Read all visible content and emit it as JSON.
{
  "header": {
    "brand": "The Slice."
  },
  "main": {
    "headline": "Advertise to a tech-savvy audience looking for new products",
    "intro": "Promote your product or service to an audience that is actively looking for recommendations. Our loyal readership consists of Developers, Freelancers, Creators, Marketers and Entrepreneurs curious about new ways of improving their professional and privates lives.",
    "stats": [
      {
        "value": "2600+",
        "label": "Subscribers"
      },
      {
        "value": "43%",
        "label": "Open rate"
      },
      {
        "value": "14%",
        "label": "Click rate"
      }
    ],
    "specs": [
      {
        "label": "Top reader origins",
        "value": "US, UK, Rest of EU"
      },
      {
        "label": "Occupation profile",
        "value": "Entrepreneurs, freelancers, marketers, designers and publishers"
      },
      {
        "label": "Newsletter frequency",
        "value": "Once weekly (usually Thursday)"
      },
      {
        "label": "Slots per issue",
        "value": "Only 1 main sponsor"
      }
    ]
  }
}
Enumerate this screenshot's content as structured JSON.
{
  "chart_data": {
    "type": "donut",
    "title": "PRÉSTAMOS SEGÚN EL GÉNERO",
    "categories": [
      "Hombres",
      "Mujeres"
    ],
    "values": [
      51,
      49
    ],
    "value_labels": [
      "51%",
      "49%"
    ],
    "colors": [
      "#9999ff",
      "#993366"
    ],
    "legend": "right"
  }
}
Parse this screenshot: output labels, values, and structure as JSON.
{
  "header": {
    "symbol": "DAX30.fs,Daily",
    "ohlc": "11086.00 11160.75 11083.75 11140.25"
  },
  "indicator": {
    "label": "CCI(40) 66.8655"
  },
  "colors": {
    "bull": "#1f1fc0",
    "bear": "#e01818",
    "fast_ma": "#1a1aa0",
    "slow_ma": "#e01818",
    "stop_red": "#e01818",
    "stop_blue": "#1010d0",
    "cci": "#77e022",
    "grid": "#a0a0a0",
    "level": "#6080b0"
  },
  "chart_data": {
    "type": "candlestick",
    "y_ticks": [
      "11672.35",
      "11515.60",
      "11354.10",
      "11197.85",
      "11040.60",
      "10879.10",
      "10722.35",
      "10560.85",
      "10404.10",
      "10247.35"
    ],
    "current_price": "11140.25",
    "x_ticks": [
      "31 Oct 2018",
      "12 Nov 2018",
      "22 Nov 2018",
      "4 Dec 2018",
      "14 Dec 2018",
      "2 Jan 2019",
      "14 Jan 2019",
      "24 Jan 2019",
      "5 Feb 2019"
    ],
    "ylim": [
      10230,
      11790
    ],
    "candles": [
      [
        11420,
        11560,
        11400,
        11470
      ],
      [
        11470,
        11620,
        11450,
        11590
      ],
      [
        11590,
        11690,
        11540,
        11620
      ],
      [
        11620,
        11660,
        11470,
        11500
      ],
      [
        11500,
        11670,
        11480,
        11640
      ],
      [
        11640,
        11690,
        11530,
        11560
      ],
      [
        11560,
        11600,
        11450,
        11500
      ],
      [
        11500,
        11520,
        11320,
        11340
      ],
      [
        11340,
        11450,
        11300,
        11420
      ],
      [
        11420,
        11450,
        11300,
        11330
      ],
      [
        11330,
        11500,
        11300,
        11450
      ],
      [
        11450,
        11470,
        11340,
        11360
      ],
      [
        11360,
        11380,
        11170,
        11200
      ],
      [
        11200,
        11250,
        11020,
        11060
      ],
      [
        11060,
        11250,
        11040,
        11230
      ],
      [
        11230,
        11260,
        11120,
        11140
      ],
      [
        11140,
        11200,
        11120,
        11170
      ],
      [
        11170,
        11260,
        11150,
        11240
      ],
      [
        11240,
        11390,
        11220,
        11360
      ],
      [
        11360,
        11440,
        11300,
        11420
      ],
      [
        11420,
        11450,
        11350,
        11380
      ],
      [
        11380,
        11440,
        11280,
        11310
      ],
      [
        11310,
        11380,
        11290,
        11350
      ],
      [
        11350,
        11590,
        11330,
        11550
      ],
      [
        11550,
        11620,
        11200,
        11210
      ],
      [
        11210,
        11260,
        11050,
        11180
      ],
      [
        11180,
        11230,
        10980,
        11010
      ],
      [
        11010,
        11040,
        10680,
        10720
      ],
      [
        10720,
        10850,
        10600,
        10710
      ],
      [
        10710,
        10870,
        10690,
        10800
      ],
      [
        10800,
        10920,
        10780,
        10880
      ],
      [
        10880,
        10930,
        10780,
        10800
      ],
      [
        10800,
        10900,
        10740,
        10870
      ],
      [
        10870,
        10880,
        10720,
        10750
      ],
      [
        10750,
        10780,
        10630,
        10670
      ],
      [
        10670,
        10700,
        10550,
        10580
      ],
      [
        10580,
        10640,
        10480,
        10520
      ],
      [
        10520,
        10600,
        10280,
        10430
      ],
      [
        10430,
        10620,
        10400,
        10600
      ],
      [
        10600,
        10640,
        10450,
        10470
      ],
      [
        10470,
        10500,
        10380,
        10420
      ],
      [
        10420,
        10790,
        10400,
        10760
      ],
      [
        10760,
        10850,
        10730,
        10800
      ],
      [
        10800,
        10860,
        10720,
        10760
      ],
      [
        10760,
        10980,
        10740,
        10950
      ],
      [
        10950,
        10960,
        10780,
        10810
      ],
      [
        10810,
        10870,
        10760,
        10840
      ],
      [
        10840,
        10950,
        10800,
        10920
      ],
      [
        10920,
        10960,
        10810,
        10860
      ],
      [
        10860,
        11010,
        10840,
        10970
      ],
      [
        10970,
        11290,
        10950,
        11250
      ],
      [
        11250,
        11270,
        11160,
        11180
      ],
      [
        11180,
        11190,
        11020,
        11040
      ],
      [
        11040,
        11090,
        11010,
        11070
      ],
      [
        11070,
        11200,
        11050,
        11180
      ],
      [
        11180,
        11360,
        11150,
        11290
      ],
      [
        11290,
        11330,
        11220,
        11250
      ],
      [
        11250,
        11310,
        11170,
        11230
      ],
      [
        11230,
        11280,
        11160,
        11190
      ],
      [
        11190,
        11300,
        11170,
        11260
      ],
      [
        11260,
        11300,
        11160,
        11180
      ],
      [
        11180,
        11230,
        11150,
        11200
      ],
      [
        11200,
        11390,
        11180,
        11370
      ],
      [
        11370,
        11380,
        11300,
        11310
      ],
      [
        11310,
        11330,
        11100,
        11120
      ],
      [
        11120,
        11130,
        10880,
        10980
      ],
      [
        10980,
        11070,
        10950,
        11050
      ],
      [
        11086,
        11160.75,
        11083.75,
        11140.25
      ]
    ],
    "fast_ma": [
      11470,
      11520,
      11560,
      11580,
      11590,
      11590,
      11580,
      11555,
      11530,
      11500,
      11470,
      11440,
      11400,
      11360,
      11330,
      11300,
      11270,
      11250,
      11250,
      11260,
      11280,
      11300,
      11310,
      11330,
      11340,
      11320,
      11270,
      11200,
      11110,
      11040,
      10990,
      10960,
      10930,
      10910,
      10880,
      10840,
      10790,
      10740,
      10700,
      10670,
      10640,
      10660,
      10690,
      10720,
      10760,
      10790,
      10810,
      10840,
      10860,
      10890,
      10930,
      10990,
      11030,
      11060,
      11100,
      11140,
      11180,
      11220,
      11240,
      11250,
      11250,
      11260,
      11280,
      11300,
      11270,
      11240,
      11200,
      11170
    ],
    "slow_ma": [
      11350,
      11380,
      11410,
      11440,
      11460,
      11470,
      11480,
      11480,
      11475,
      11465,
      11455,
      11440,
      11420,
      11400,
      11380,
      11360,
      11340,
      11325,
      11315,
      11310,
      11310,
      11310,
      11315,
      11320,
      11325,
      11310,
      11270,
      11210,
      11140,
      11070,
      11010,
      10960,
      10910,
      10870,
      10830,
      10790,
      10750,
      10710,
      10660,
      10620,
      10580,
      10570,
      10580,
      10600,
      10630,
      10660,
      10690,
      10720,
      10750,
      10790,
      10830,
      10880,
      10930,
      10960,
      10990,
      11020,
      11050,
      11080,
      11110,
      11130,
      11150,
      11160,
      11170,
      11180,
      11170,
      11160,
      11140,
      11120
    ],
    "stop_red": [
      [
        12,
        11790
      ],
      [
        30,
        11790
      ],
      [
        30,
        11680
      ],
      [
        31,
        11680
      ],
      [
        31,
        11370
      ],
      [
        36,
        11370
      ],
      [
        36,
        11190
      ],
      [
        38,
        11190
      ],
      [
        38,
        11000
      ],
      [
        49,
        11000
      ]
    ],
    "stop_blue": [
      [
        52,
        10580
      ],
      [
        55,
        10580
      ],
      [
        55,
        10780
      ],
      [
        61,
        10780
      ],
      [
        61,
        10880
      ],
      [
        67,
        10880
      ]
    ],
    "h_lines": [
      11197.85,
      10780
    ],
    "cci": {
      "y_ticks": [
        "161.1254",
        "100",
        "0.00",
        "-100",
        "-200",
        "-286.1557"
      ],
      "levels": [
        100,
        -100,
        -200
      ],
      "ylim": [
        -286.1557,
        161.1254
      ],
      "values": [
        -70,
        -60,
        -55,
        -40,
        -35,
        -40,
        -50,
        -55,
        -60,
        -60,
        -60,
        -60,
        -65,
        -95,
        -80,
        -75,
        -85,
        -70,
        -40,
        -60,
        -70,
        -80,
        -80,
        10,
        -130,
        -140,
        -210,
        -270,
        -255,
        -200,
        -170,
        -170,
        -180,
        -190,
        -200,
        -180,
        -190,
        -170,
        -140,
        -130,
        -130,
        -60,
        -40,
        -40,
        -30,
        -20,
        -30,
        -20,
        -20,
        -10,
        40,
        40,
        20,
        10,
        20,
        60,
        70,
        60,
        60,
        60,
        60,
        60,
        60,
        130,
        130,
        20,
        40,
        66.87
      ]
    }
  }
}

+-------+

▶ **SHORT PROBLEM**
Pull out each line holding the string "values".

▶ **EXERCISE OUTPUT**
    "values": [
Parse this screenshot: output labels, values, and structure as JSON.
      "values": [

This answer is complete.